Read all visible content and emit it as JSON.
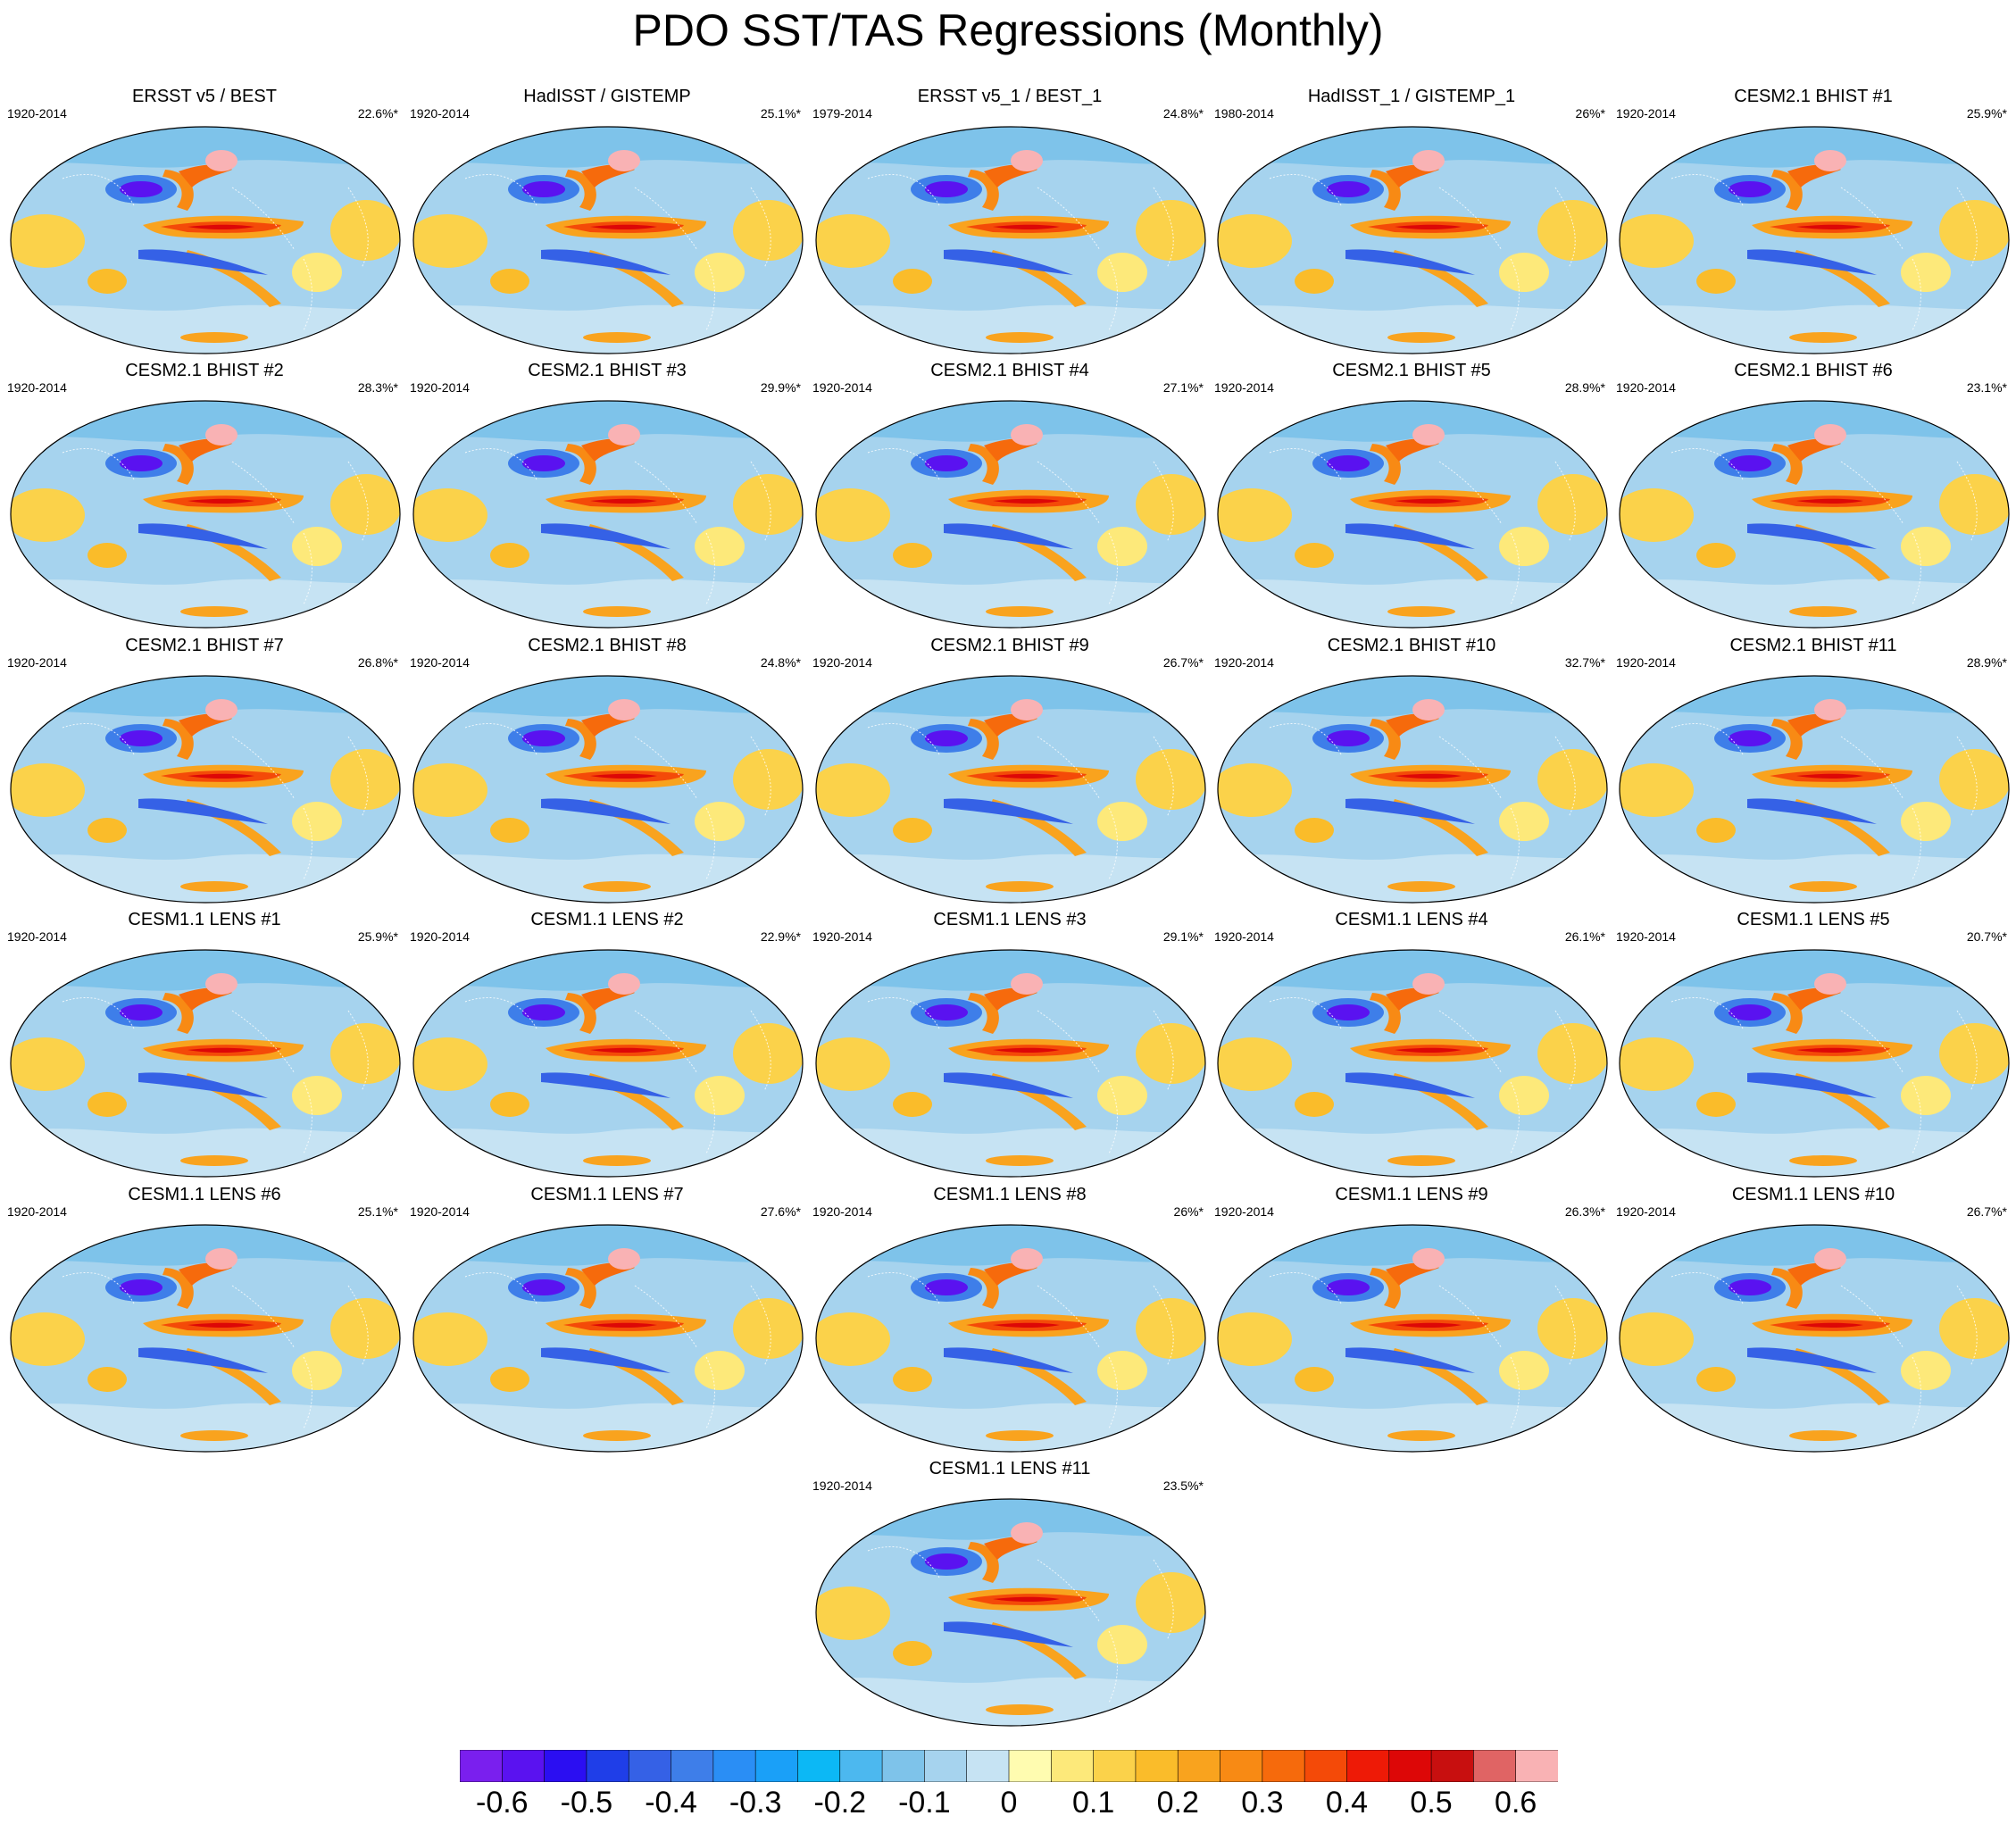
{
  "title": "PDO SST/TAS Regressions (Monthly)",
  "panels": [
    {
      "title": "ERSST v5 / BEST",
      "period": "1920-2014",
      "pct": "22.6%*"
    },
    {
      "title": "HadISST / GISTEMP",
      "period": "1920-2014",
      "pct": "25.1%*"
    },
    {
      "title": "ERSST v5_1 / BEST_1",
      "period": "1979-2014",
      "pct": "24.8%*"
    },
    {
      "title": "HadISST_1 / GISTEMP_1",
      "period": "1980-2014",
      "pct": "26%*"
    },
    {
      "title": "CESM2.1 BHIST #1",
      "period": "1920-2014",
      "pct": "25.9%*"
    },
    {
      "title": "CESM2.1 BHIST #2",
      "period": "1920-2014",
      "pct": "28.3%*"
    },
    {
      "title": "CESM2.1 BHIST #3",
      "period": "1920-2014",
      "pct": "29.9%*"
    },
    {
      "title": "CESM2.1 BHIST #4",
      "period": "1920-2014",
      "pct": "27.1%*"
    },
    {
      "title": "CESM2.1 BHIST #5",
      "period": "1920-2014",
      "pct": "28.9%*"
    },
    {
      "title": "CESM2.1 BHIST #6",
      "period": "1920-2014",
      "pct": "23.1%*"
    },
    {
      "title": "CESM2.1 BHIST #7",
      "period": "1920-2014",
      "pct": "26.8%*"
    },
    {
      "title": "CESM2.1 BHIST #8",
      "period": "1920-2014",
      "pct": "24.8%*"
    },
    {
      "title": "CESM2.1 BHIST #9",
      "period": "1920-2014",
      "pct": "26.7%*"
    },
    {
      "title": "CESM2.1 BHIST #10",
      "period": "1920-2014",
      "pct": "32.7%*"
    },
    {
      "title": "CESM2.1 BHIST #11",
      "period": "1920-2014",
      "pct": "28.9%*"
    },
    {
      "title": "CESM1.1 LENS #1",
      "period": "1920-2014",
      "pct": "25.9%*"
    },
    {
      "title": "CESM1.1 LENS #2",
      "period": "1920-2014",
      "pct": "22.9%*"
    },
    {
      "title": "CESM1.1 LENS #3",
      "period": "1920-2014",
      "pct": "29.1%*"
    },
    {
      "title": "CESM1.1 LENS #4",
      "period": "1920-2014",
      "pct": "26.1%*"
    },
    {
      "title": "CESM1.1 LENS #5",
      "period": "1920-2014",
      "pct": "20.7%*"
    },
    {
      "title": "CESM1.1 LENS #6",
      "period": "1920-2014",
      "pct": "25.1%*"
    },
    {
      "title": "CESM1.1 LENS #7",
      "period": "1920-2014",
      "pct": "27.6%*"
    },
    {
      "title": "CESM1.1 LENS #8",
      "period": "1920-2014",
      "pct": "26%*"
    },
    {
      "title": "CESM1.1 LENS #9",
      "period": "1920-2014",
      "pct": "26.3%*"
    },
    {
      "title": "CESM1.1 LENS #10",
      "period": "1920-2014",
      "pct": "26.7%*"
    },
    {
      "title": "CESM1.1 LENS #11",
      "period": "1920-2014",
      "pct": "23.5%*"
    }
  ],
  "colorbar": {
    "labels": [
      "-0.6",
      "-0.5",
      "-0.4",
      "-0.3",
      "-0.2",
      "-0.1",
      "0",
      "0.1",
      "0.2",
      "0.3",
      "0.4",
      "0.5",
      "0.6"
    ],
    "colors": [
      "#7a1fee",
      "#5a12f0",
      "#2b0ef2",
      "#1f3ee8",
      "#3561e6",
      "#3e7ee9",
      "#2a8ef5",
      "#1aa0f8",
      "#0cb8f5",
      "#4cb8ef",
      "#7ec3ea",
      "#a6d3ee",
      "#c6e3f3",
      "#fffcb0",
      "#fde97a",
      "#fbd24a",
      "#fabc2a",
      "#f9a31e",
      "#f88a14",
      "#f66a0c",
      "#f44a08",
      "#ee1a06",
      "#dd0707",
      "#c80f0f",
      "#e06464",
      "#f9b2b4"
    ]
  }
}
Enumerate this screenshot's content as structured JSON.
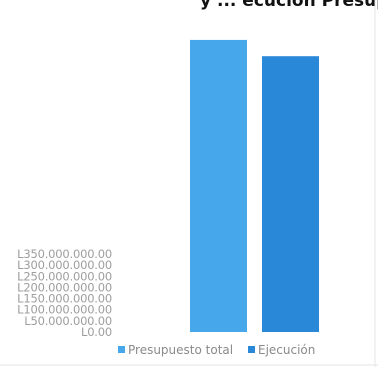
{
  "chart_data": {
    "type": "bar",
    "title": "y ... ecución Presupuestaria",
    "categories": [
      ""
    ],
    "series": [
      {
        "name": "Presupuesto total",
        "values": [
          1310000000
        ],
        "color": "#46a8ea"
      },
      {
        "name": "Ejecución",
        "values": [
          1237000000
        ],
        "color": "#2a88d8"
      }
    ],
    "ylim": [
      0,
      1350000000
    ],
    "yticks": [
      0,
      50000000,
      100000000,
      150000000,
      200000000,
      250000000,
      300000000,
      350000000
    ],
    "ytick_labels": [
      "L0.00",
      "L50.000.000.00",
      "L100.000.000.00",
      "L150.000.000.00",
      "L200.000.000.00",
      "L250.000.000.00",
      "L300.000.000.00",
      "L350.000.000.00"
    ],
    "grid": false,
    "legend": "bottom",
    "xlabel": "",
    "ylabel": ""
  }
}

Do this: Using the entries above, return each line that includes the word "name".

Answer for the task:
        "name": "Presupuesto total",
        "name": "Ejecución",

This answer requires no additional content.